UC Irvine

Polymer electrolyte fuel cells (PEFCs) provide a promising way to mitigate global warming since these power sources produce no emissions of greenhouse gases. PEFCs convert chemical energy of hydrogen and air to electricity via electrochemical pathway. For broad deployment of PEFCs in transportation sector cost and durability need to be addressed. At the heart of the fuel cell is the catalyst layer, where platinum (Pt) catalyst is used to catalyze oxygen reduction reaction (ORR). Pt is typically dispersed on carbon support and with ionomer (such as Nafion) to enable ORR. Understanding Pt-ionomer interface is critical to enable PEFCs with low Pt content. Therefore, in this work Pt- ionomer interfacial and transport properties within the catalyst layers were examined using variety of electrochemical diagnostic techniques.

Optimizing electrode morphology with a more uniform ionomer distribution is key to reducing ohmic losses and increasing electrocatalyst utilization in PEFCs. For ionomer transport properties, we determined three different methods including direct current (DC) hydrogen pump (HP), HP electrochemical impedance spectroscopy (EIS) and H2/N2 EIS to investigate catalyst layer ionic conductivity, and it was the first and unique study to compare each method. Apart from that, we developed an 1D H2/N2 EIS impedance fitting model, which enable us to evaluate catalyst layer ionic conductivity with good accuracy. For Pt ionomer interfacial properties study, we first studied performance and electrochemical characterizations for MEAs containing novel high oxygen permeability ionomers (HOPIs) synthesized by Giner, and a comparison was made between novel ionomer and commercial Nafion ionomer. After that, we investigated some possible factors which influence cell performance and catalyst/ionomer interfacial properties using 3M materials including Pt loading, ionomer content and carbon support types, which would bring thoughts and inspirations to community regarding the design of optimal catalyst layer. Finally, we studied Pt ionomer transport and interfacial properties change during carbon corrosion accelerated stress tests (ASTs). We performed both in-situ and ex-situ measurements on MEAs containing different types of carbon support, which enable us to better understand the causes for drop of performance from ionomer interfacial properties perspective.

# # # # # # #

• [EXERCISES]:
1. Name the three methods that the fuel cell abstract says were used to investigate catalyst layer ionic conductivity.
2. Transcribe the fuel cell abstract verbatim, everything from "Polymer electrolyte fuel" down to "electrochemical diagnostic techniques.".
Answer the tasks using only the fuel cell abstract.

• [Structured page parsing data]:
# # # # # # #

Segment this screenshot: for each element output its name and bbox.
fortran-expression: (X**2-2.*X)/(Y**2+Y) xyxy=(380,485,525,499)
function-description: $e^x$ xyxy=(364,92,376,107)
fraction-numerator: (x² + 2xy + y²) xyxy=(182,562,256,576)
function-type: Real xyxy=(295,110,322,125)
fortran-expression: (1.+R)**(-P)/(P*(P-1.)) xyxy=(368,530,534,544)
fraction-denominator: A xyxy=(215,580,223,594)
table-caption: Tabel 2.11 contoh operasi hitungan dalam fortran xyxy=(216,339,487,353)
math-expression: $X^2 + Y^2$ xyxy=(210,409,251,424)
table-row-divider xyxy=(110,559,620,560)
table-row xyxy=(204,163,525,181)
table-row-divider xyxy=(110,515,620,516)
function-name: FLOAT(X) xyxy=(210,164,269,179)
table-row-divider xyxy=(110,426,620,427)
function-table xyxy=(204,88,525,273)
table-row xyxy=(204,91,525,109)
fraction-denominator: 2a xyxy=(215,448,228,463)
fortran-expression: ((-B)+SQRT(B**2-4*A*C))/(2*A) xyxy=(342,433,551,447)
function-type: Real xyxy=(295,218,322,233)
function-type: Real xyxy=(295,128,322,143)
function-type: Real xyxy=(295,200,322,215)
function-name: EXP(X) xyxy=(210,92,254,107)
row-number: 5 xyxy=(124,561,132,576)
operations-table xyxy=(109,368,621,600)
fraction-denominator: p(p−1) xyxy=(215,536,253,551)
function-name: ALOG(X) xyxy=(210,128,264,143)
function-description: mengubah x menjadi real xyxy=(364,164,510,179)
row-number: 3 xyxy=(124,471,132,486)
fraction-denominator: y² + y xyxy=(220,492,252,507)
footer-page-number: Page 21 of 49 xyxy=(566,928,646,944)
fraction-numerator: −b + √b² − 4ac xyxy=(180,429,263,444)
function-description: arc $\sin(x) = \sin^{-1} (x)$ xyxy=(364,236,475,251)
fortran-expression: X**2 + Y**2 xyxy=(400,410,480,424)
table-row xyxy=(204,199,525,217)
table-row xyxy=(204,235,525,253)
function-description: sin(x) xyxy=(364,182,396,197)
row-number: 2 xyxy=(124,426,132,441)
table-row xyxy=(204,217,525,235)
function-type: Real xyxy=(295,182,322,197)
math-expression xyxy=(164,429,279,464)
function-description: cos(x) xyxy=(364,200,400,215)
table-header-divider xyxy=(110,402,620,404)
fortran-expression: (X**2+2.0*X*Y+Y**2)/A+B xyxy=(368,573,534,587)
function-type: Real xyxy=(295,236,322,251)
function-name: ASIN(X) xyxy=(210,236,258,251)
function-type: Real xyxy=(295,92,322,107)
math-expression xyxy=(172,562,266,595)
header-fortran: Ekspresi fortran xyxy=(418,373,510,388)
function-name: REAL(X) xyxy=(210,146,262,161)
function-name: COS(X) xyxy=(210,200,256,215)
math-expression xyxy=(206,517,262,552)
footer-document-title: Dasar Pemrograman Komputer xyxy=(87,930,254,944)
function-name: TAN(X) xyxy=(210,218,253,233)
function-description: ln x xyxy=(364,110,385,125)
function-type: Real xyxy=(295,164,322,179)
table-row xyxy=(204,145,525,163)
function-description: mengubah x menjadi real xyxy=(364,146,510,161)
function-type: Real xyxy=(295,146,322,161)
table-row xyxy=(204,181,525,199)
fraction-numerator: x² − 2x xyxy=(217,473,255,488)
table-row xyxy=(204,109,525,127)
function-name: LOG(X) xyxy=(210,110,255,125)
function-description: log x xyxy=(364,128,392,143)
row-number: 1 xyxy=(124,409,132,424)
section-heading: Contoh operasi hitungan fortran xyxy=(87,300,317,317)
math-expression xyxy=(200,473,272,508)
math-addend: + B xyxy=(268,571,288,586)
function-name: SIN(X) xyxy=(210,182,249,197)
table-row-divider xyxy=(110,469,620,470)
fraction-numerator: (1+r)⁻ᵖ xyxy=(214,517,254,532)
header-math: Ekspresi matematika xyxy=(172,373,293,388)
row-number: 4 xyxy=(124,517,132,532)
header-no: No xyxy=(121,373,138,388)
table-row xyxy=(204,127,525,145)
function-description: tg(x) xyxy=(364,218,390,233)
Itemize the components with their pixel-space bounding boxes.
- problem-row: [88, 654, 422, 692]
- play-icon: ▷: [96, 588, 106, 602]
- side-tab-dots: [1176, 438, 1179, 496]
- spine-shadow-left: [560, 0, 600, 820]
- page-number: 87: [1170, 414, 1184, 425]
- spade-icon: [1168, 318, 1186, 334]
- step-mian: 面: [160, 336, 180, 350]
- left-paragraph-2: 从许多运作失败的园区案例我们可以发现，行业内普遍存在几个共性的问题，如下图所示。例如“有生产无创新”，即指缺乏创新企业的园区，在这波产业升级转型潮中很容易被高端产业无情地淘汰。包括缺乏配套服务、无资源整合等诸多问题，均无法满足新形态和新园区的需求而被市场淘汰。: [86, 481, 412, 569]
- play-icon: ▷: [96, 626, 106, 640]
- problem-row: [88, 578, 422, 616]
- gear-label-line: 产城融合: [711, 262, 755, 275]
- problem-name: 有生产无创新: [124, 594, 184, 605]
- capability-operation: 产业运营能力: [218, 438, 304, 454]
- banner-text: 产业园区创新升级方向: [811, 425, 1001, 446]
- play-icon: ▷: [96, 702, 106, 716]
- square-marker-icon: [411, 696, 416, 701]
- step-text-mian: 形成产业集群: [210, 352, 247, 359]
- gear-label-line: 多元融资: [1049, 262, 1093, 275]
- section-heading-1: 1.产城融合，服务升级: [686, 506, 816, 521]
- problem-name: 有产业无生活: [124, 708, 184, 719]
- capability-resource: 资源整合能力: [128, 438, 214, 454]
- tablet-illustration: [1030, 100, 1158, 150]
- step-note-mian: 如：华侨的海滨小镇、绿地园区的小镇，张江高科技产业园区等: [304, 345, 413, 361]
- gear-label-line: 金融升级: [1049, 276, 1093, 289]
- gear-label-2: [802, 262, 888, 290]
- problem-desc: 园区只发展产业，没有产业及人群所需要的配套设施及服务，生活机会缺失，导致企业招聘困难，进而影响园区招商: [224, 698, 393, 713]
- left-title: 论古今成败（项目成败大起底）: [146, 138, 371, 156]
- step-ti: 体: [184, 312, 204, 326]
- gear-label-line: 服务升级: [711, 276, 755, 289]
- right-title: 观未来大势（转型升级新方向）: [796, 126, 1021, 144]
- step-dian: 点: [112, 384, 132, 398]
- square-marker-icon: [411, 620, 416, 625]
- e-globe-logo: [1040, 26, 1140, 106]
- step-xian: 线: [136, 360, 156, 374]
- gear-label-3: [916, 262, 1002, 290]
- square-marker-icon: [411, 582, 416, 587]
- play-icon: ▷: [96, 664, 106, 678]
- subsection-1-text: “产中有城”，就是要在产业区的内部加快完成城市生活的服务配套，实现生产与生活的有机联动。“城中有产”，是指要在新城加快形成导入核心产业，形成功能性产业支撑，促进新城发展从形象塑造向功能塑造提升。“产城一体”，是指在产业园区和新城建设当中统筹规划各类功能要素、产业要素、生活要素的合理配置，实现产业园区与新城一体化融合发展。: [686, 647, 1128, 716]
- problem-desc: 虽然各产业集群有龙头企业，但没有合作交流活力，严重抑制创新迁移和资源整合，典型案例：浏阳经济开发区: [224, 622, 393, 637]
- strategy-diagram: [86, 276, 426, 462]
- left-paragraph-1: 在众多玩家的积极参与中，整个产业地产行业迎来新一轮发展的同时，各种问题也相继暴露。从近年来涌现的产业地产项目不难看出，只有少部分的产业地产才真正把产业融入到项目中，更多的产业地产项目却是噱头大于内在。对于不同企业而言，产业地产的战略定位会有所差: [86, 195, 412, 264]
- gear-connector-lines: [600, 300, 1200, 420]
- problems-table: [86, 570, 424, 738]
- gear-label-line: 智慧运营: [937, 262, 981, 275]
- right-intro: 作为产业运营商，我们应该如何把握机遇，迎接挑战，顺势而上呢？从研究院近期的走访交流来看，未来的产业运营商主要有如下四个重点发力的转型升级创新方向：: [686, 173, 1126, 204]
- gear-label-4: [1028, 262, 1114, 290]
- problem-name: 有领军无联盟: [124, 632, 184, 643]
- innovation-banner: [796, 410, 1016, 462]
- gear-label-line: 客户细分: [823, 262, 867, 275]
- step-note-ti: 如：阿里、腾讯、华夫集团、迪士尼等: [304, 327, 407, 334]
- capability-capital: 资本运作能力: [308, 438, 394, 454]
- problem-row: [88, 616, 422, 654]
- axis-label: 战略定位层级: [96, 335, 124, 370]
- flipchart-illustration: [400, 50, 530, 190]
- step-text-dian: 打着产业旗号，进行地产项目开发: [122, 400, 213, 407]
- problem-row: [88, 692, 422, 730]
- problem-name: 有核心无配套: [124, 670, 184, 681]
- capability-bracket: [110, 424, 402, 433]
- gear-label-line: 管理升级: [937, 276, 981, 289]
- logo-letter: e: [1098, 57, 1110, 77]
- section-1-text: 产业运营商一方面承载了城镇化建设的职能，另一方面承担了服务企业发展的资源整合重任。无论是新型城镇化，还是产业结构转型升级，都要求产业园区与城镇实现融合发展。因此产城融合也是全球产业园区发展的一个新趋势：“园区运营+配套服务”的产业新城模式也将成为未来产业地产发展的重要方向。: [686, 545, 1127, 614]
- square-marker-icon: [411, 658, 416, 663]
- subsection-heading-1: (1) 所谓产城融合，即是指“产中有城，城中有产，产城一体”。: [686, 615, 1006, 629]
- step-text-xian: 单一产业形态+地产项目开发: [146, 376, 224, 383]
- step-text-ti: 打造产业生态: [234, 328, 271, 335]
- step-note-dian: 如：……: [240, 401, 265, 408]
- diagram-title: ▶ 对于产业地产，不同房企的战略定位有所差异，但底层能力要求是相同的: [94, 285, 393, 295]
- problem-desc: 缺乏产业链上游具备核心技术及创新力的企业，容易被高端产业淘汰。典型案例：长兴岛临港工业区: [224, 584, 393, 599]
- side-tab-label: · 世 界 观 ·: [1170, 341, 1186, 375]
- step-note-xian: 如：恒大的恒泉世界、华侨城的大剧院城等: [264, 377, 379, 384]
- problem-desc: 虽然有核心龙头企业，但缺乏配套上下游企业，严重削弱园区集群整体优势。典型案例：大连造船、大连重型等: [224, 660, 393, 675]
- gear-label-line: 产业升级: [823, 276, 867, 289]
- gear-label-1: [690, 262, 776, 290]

# # # # # # #

• [ANSWERS FOR THE EXERCISE]:
1.
1. Direct current (DC) hydrogen pump (HP)
2. HP electrochemical impedance spectroscopy (EIS)
3. H2/N2 EIS

2.
Polymer electrolyte fuel cells (PEFCs) provide a promising way to mitigate global warming since these power sources produce no emissions of greenhouse gases. PEFCs convert chemical energy of hydrogen and air to electricity via electrochemical pathway. For broad deployment of PEFCs in transportation sector cost and durability need to be addressed. At the heart of the fuel cell is the catalyst layer, where platinum (Pt) catalyst is used to catalyze oxygen reduction reaction (ORR). Pt is typically dispersed on carbon support and with ionomer (such as Nafion) to enable ORR. Understanding Pt-ionomer interface is critical to enable PEFCs with low Pt content. Therefore, in this work Pt- ionomer interfacial and transport properties within the catalyst layers were examined using variety of electrochemical diagnostic techniques.